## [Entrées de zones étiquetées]
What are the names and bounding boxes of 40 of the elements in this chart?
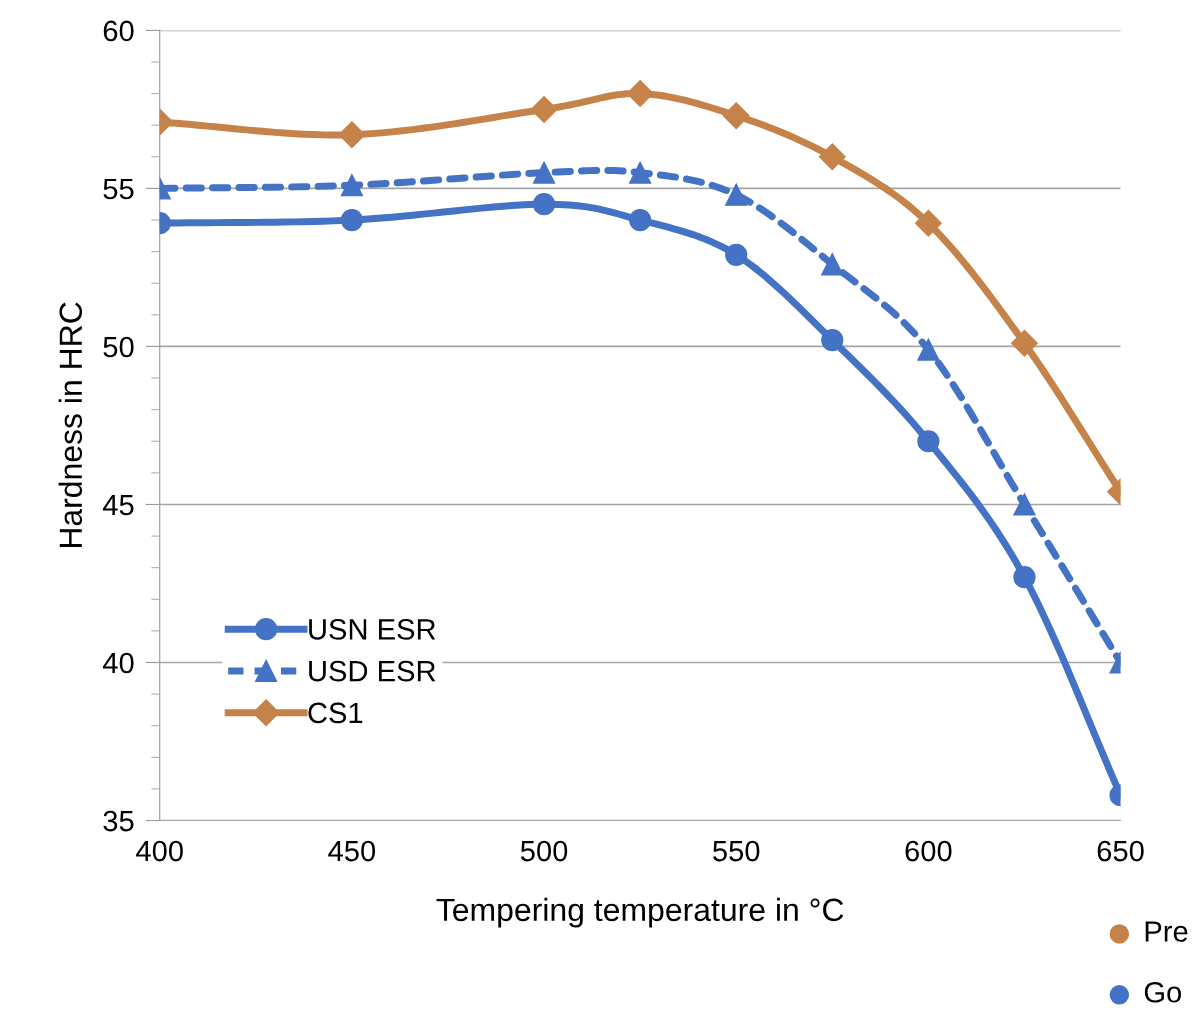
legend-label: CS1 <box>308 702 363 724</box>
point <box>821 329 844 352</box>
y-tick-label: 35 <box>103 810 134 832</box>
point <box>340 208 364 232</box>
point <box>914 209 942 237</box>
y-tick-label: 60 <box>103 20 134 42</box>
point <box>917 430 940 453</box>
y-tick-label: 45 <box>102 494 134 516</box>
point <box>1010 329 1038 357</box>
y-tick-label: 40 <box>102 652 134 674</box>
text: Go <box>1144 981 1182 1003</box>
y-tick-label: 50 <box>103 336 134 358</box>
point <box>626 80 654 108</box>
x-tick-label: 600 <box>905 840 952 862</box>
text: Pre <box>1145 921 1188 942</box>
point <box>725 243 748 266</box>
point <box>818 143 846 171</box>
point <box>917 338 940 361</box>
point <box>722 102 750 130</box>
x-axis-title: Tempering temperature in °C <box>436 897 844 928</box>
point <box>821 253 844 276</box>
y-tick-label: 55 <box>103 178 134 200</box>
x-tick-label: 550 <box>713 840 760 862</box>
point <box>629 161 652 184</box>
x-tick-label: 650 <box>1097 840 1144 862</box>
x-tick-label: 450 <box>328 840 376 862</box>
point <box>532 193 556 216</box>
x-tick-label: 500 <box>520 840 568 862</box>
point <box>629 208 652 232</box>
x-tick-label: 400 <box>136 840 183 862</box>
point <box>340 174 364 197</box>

## [DESCRIPTION DE LA TÂCHE]
Pouvez-vous recopier mot pour mot l'ensemble des lignes ci-dessus, en omettant les images ?

## [SOLUTION PROPOSÉE]
What are the names and bounding boxes of 40 of the elements in this chart?
legend-label: CS1 <box>308 702 363 724</box>
point <box>821 329 844 352</box>
y-tick-label: 35 <box>103 810 134 832</box>
point <box>340 208 364 232</box>
point <box>914 209 942 237</box>
y-tick-label: 60 <box>103 20 134 42</box>
point <box>917 430 940 453</box>
y-tick-label: 45 <box>102 494 134 516</box>
point <box>1010 329 1038 357</box>
y-tick-label: 40 <box>102 652 134 674</box>
text: Go <box>1144 981 1182 1003</box>
y-tick-label: 50 <box>103 336 134 358</box>
point <box>626 80 654 108</box>
x-tick-label: 600 <box>905 840 952 862</box>
text: Pre <box>1145 921 1188 942</box>
point <box>725 243 748 266</box>
point <box>818 143 846 171</box>
point <box>917 338 940 361</box>
point <box>722 102 750 130</box>
x-axis-title: Tempering temperature in °C <box>436 897 844 928</box>
point <box>821 253 844 276</box>
y-tick-label: 55 <box>103 178 134 200</box>
x-tick-label: 550 <box>713 840 760 862</box>
point <box>629 161 652 184</box>
x-tick-label: 650 <box>1097 840 1144 862</box>
x-tick-label: 450 <box>328 840 376 862</box>
point <box>532 193 556 216</box>
x-tick-label: 500 <box>520 840 568 862</box>
point <box>629 208 652 232</box>
x-tick-label: 400 <box>136 840 183 862</box>
point <box>340 174 364 197</box>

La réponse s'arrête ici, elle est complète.